▶ [WHAT IS ASKED] Scan the lines below; pull out those with "icon".

--- start ---

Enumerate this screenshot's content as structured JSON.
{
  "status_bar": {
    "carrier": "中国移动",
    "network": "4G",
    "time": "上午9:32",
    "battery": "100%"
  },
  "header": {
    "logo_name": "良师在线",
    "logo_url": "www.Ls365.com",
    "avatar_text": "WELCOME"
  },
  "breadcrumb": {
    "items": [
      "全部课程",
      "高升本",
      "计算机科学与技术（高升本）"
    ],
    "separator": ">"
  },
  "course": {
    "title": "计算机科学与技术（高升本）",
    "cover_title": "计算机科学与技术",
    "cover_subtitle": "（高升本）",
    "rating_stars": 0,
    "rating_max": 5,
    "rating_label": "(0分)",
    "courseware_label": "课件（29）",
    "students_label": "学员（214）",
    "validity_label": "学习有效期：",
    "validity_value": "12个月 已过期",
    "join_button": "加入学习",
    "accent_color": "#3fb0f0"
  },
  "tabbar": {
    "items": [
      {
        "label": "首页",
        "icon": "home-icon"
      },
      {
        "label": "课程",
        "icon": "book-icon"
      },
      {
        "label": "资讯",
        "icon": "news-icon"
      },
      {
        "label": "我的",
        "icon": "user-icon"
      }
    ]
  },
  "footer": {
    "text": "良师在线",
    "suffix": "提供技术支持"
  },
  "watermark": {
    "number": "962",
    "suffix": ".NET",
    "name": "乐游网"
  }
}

--- end ---

▶ [ANSWER FOR THIS EXERCISE]
        "icon": "home-icon"
        "icon": "book-icon"
        "icon": "news-icon"
        "icon": "user-icon"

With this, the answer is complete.